--- Begin Raw records ---

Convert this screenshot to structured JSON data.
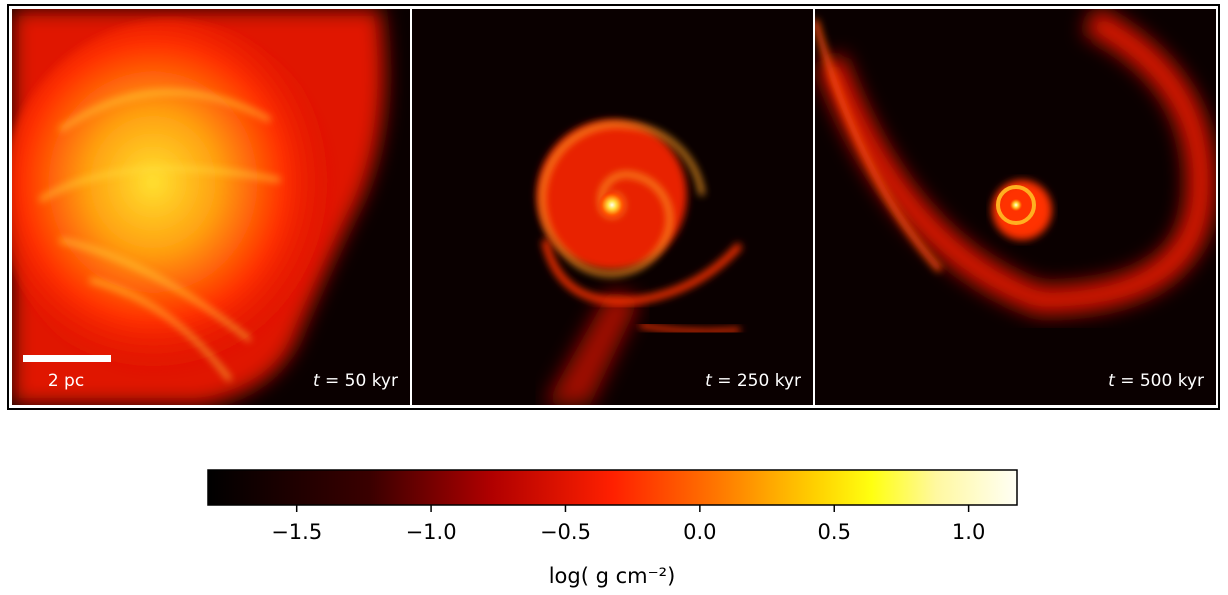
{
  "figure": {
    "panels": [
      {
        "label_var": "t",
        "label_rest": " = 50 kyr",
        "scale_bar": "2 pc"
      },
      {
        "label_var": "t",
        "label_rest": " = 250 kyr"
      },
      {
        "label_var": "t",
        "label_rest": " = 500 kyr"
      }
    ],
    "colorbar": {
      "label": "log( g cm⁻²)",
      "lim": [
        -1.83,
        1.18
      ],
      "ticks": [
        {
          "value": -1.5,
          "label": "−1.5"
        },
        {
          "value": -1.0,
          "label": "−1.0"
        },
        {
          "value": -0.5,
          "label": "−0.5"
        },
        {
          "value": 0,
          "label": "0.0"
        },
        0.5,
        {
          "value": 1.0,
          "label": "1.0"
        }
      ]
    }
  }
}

--- End Raw records ---
--- Begin Raw records ---

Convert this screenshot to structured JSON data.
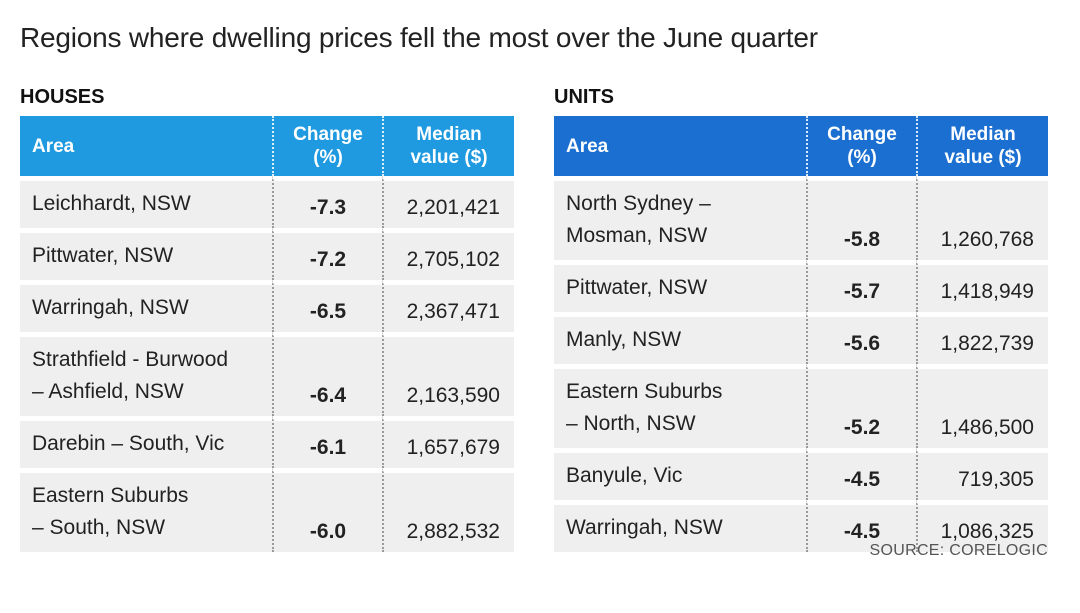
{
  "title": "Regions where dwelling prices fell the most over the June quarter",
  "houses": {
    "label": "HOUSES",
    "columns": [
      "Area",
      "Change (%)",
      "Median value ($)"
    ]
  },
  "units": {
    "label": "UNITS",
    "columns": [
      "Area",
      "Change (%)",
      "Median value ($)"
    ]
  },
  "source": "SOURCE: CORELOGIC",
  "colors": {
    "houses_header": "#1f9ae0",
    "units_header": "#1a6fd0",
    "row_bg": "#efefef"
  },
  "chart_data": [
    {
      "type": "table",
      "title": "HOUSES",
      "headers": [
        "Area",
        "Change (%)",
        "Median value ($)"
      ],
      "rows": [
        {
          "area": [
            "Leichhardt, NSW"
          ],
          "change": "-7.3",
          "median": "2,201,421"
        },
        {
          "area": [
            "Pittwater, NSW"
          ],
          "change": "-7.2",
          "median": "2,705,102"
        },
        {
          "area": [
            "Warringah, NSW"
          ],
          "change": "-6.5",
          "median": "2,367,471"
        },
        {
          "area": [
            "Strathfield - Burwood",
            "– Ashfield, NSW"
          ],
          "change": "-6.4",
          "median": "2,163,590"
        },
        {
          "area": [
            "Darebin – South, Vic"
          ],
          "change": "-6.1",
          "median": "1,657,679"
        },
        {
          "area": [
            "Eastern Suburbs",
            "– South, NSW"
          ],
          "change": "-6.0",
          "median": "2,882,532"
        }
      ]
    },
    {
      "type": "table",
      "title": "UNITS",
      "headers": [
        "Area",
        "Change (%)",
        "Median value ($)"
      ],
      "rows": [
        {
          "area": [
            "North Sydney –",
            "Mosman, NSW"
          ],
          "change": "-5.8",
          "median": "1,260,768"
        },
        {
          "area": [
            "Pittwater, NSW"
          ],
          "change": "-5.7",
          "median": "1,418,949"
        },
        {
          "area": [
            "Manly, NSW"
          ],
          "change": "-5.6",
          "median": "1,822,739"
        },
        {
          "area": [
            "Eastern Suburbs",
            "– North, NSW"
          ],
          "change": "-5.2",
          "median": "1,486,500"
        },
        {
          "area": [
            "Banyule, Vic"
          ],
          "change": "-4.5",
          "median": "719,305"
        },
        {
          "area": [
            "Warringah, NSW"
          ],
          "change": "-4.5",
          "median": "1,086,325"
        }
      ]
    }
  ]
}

--- End Raw records ---
--- Begin Raw records ---

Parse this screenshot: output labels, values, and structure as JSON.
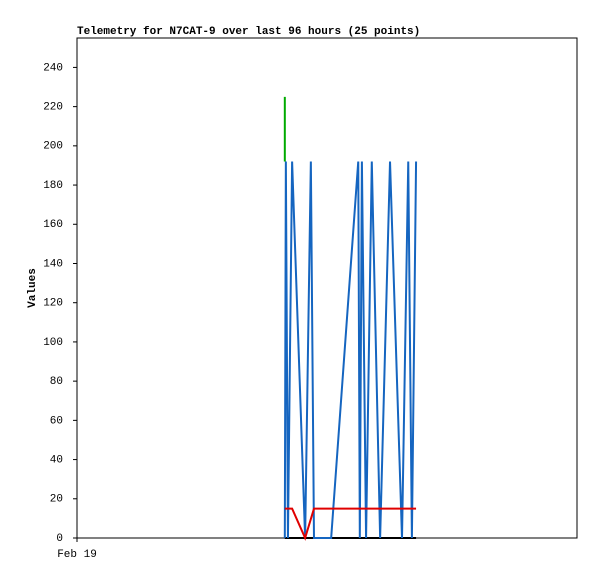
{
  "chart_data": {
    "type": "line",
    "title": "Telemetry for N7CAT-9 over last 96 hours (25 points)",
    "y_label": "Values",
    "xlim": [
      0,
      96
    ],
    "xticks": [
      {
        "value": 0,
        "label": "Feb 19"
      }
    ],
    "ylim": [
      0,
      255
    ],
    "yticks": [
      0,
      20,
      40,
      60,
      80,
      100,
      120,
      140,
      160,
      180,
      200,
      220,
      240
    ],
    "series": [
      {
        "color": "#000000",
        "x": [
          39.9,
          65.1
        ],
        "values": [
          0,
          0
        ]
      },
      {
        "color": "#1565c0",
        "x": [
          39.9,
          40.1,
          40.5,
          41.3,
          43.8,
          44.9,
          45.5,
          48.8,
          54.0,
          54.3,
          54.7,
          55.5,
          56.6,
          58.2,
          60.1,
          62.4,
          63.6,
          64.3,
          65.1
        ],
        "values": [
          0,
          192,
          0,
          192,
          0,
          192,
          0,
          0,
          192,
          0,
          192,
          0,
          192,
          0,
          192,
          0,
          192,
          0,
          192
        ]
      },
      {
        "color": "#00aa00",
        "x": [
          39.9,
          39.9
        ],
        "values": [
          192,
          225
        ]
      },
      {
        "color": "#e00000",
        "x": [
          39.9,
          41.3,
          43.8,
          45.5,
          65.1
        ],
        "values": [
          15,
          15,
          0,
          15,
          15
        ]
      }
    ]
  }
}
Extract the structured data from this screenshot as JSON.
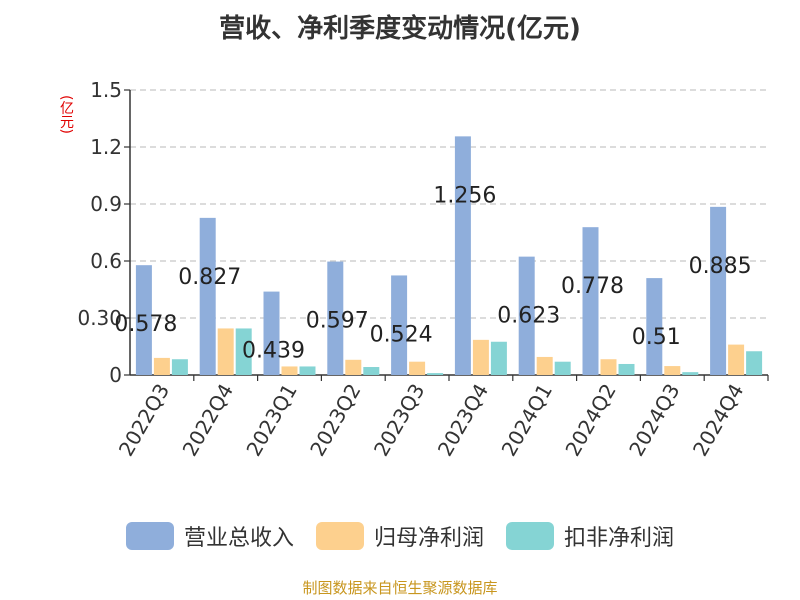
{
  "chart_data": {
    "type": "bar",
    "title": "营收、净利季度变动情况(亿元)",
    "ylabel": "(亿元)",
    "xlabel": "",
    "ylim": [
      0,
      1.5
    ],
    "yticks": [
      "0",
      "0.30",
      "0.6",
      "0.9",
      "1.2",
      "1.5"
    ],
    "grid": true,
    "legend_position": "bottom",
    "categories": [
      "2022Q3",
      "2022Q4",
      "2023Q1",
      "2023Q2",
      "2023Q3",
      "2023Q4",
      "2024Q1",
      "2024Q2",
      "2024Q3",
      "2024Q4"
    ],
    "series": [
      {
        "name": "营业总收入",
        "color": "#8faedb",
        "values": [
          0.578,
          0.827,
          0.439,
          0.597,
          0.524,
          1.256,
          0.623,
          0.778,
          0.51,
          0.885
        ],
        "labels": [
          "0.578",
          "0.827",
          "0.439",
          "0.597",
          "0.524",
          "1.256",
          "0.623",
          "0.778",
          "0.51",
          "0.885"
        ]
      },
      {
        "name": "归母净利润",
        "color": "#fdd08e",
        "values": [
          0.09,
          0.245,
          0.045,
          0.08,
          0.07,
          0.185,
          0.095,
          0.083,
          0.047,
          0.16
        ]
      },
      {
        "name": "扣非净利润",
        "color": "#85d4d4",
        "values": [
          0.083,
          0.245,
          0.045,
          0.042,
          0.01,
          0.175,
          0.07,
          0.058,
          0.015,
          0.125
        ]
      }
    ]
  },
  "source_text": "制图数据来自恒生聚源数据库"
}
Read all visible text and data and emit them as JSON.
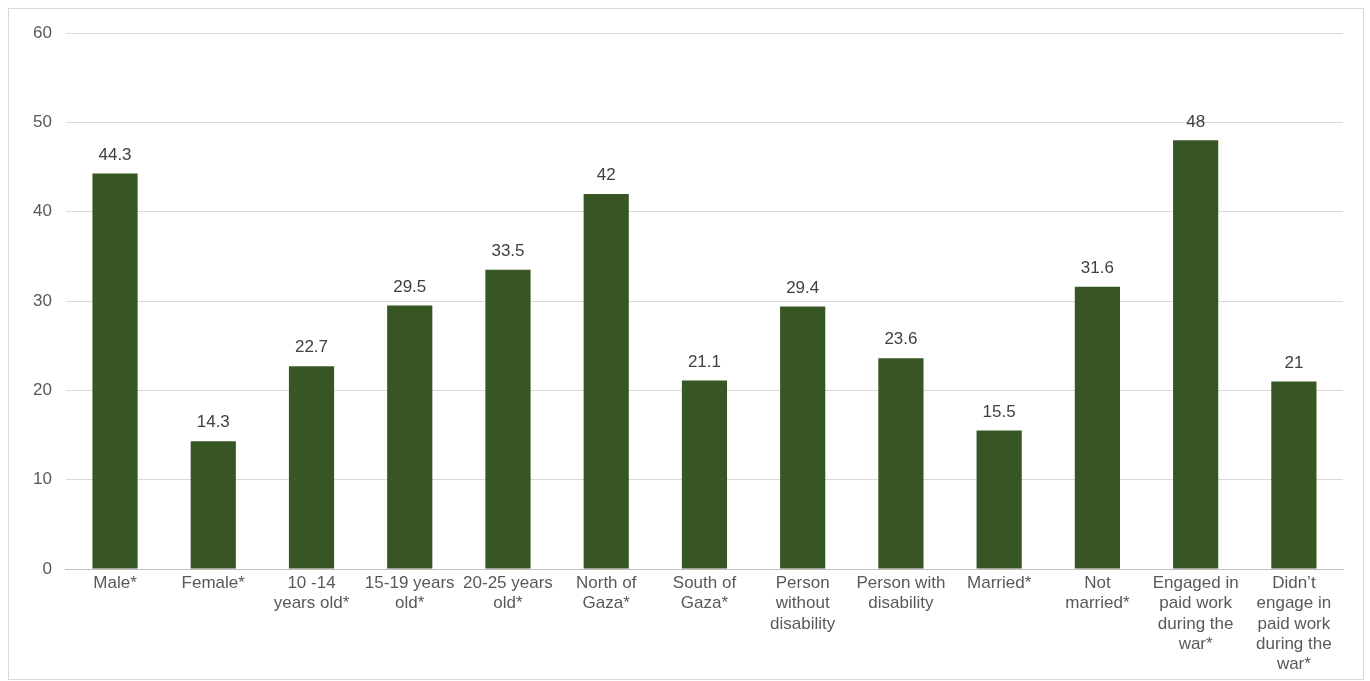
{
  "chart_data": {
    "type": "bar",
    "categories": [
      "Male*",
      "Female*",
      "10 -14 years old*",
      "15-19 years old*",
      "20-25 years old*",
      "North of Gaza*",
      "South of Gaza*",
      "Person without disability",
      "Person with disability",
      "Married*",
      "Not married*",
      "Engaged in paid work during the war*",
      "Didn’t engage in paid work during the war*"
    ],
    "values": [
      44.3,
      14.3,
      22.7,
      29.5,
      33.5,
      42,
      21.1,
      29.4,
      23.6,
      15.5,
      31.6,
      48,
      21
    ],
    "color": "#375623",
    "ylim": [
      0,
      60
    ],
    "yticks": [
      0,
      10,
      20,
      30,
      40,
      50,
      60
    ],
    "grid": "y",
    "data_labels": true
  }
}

--- End Raw records ---

In the records above, collect each line with "North".

            "North Sydney –",
            "– North, NSW"
      "North of Gaza*",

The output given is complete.